Stored records:

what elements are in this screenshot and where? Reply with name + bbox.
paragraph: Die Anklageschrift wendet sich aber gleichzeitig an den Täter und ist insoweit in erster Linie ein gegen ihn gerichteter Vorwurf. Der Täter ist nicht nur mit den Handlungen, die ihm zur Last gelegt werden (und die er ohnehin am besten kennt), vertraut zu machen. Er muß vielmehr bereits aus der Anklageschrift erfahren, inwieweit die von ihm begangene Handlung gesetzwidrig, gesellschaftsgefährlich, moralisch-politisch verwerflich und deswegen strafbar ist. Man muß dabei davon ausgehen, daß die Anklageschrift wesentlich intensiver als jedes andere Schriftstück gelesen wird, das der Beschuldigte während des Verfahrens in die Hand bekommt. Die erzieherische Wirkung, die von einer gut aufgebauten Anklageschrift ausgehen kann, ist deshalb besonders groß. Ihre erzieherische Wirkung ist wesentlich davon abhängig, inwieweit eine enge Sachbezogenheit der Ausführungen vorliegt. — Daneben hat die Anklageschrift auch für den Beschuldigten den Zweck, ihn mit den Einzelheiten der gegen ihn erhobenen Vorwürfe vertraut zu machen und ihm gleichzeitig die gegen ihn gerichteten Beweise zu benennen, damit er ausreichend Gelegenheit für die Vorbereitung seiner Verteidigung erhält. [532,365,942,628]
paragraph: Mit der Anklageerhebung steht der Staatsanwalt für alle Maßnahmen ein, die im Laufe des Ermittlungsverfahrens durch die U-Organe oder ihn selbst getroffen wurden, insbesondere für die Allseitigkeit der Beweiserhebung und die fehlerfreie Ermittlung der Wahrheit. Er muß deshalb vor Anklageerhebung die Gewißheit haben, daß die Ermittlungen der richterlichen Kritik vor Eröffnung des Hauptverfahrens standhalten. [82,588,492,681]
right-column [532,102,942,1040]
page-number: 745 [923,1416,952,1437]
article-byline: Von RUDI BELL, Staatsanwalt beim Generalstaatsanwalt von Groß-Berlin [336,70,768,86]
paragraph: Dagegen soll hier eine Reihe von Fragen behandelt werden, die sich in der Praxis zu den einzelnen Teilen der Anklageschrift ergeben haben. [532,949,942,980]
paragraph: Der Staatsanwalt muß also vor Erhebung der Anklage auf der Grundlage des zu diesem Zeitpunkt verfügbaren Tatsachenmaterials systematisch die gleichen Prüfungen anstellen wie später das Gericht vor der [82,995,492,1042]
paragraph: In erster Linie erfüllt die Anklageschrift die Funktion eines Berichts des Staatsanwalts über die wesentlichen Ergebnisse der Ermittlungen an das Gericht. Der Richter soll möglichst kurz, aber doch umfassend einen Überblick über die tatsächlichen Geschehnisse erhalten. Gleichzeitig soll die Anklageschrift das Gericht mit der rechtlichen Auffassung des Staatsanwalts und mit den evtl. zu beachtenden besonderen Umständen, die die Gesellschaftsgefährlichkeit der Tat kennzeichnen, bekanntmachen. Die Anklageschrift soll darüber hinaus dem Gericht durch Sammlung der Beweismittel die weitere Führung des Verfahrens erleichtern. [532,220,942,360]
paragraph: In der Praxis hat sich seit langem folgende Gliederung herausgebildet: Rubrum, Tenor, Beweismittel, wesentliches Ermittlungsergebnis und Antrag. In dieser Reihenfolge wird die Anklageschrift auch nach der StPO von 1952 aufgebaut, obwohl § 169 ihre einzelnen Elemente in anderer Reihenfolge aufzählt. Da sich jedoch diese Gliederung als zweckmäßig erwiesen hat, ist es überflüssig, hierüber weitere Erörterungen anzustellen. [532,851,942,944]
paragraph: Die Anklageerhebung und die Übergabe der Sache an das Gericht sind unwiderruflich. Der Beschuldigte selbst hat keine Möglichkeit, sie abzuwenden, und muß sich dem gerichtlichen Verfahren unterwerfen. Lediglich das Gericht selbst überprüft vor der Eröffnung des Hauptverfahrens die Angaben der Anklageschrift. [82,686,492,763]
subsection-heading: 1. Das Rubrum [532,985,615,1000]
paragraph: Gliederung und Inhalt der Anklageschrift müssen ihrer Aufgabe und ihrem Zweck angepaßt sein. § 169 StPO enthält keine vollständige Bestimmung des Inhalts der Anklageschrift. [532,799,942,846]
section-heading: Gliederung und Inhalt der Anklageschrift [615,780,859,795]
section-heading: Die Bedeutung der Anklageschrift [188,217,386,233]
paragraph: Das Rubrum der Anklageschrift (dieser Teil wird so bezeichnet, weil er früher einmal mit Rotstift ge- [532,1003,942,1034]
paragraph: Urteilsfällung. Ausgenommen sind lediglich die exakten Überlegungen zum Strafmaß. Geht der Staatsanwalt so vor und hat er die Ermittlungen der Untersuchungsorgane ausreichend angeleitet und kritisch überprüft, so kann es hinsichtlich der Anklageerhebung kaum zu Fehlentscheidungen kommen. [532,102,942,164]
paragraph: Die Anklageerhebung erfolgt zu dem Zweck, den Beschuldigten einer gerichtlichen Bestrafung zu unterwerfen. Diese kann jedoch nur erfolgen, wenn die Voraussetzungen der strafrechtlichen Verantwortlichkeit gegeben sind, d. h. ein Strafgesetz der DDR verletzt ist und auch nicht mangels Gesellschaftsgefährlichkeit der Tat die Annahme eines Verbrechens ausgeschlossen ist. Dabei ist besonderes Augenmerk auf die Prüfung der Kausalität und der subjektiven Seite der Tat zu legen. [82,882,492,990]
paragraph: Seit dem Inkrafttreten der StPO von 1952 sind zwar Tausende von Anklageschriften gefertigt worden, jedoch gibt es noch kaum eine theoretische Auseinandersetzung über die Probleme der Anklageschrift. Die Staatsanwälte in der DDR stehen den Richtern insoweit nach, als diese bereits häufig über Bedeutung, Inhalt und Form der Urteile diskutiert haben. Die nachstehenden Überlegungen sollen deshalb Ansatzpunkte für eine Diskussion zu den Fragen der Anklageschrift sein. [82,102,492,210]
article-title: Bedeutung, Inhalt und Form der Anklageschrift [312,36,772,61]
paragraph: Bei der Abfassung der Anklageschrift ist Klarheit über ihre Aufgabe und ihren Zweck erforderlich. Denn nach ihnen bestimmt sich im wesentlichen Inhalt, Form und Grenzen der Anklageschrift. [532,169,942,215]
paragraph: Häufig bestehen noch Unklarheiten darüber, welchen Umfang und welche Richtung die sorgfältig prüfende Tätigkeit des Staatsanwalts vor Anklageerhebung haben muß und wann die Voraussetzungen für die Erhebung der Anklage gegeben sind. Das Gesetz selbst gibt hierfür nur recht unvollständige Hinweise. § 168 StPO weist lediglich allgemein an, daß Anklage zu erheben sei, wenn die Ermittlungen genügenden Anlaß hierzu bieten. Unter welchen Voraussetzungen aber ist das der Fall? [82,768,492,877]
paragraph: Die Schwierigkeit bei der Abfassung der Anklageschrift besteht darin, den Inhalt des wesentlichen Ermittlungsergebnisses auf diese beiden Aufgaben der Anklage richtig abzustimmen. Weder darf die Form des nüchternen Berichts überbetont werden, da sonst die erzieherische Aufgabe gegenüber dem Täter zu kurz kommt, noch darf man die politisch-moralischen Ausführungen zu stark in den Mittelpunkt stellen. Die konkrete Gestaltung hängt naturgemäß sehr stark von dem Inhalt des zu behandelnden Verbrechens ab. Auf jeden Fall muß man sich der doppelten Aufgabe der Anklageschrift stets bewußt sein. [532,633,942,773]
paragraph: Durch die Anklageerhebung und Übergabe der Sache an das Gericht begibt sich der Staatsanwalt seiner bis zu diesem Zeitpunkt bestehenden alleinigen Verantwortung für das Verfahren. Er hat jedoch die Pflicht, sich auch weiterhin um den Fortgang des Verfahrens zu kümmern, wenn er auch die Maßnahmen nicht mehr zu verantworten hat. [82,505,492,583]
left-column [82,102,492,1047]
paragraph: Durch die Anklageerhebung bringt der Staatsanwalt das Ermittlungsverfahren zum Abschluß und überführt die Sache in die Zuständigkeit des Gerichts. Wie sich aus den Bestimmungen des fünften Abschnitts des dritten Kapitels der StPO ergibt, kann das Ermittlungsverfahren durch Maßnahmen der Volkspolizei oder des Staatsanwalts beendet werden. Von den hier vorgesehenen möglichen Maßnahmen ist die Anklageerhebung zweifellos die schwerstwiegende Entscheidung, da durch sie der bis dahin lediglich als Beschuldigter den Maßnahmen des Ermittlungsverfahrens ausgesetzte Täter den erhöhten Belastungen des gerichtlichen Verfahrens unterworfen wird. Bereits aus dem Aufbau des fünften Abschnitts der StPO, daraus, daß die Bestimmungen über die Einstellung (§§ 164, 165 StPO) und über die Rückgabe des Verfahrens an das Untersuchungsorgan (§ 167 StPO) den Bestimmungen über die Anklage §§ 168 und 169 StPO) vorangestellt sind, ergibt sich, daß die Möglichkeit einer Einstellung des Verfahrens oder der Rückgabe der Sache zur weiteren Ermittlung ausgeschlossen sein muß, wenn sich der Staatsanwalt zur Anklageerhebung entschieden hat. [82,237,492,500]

Problem to work on: A single number is expected: how many lines in the entries above hold the word "Gliederung".

Answer for the task: 3